Data listing:
◇ ◇ ◇ ◇

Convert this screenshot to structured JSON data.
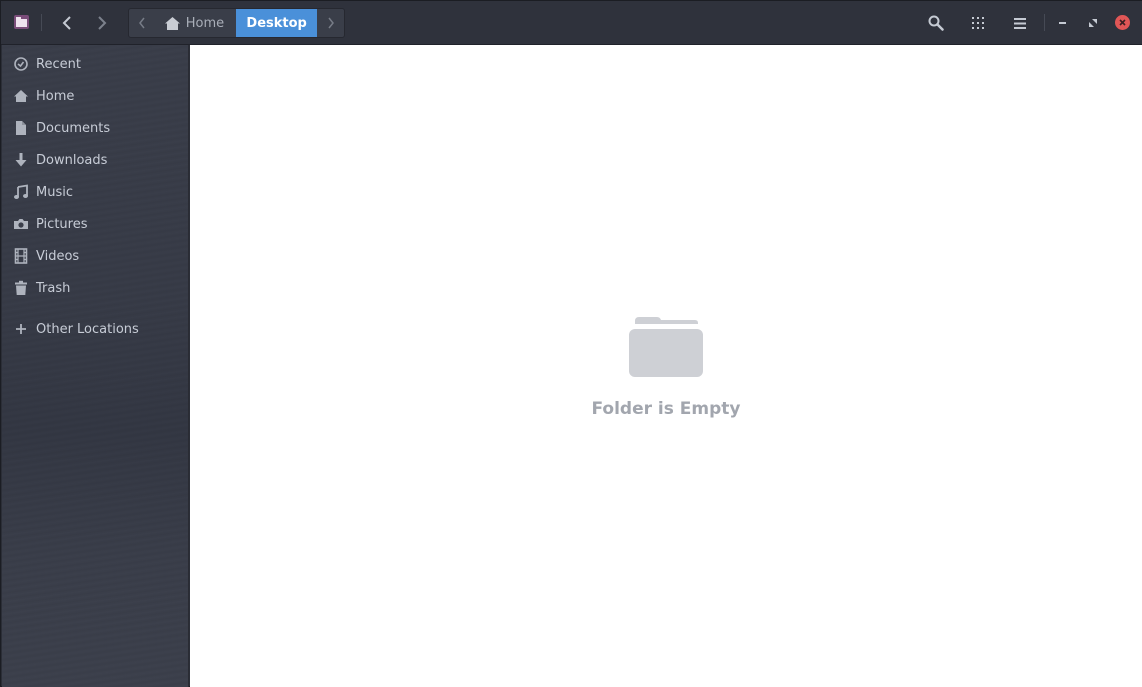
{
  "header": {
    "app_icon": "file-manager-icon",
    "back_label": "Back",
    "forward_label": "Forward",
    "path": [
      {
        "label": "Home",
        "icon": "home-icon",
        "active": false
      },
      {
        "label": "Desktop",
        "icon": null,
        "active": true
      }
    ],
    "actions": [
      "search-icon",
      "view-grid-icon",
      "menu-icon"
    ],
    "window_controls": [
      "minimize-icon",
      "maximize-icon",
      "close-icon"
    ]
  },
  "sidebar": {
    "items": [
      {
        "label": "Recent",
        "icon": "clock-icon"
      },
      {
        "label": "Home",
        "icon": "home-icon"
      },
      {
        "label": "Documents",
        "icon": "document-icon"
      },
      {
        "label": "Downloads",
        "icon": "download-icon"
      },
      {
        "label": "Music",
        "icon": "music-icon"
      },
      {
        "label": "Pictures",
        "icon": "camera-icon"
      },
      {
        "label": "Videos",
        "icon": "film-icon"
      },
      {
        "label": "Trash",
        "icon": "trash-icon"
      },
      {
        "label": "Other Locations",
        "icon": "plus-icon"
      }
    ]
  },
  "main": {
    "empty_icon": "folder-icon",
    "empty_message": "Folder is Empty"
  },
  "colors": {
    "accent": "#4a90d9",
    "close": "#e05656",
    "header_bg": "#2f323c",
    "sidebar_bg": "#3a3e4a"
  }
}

◇ ◇ ◇ ◇

What the task asks: None of the pictures should appear; repeat the records exactly otherwise.

Written solution:
Convert this screenshot to structured JSON data.
{
  "header": {
    "app_icon": "file-manager-icon",
    "back_label": "Back",
    "forward_label": "Forward",
    "path": [
      {
        "label": "Home",
        "icon": "home-icon",
        "active": false
      },
      {
        "label": "Desktop",
        "icon": null,
        "active": true
      }
    ],
    "actions": [
      "search-icon",
      "view-grid-icon",
      "menu-icon"
    ],
    "window_controls": [
      "minimize-icon",
      "maximize-icon",
      "close-icon"
    ]
  },
  "sidebar": {
    "items": [
      {
        "label": "Recent",
        "icon": "clock-icon"
      },
      {
        "label": "Home",
        "icon": "home-icon"
      },
      {
        "label": "Documents",
        "icon": "document-icon"
      },
      {
        "label": "Downloads",
        "icon": "download-icon"
      },
      {
        "label": "Music",
        "icon": "music-icon"
      },
      {
        "label": "Pictures",
        "icon": "camera-icon"
      },
      {
        "label": "Videos",
        "icon": "film-icon"
      },
      {
        "label": "Trash",
        "icon": "trash-icon"
      },
      {
        "label": "Other Locations",
        "icon": "plus-icon"
      }
    ]
  },
  "main": {
    "empty_icon": "folder-icon",
    "empty_message": "Folder is Empty"
  },
  "colors": {
    "accent": "#4a90d9",
    "close": "#e05656",
    "header_bg": "#2f323c",
    "sidebar_bg": "#3a3e4a"
  }
}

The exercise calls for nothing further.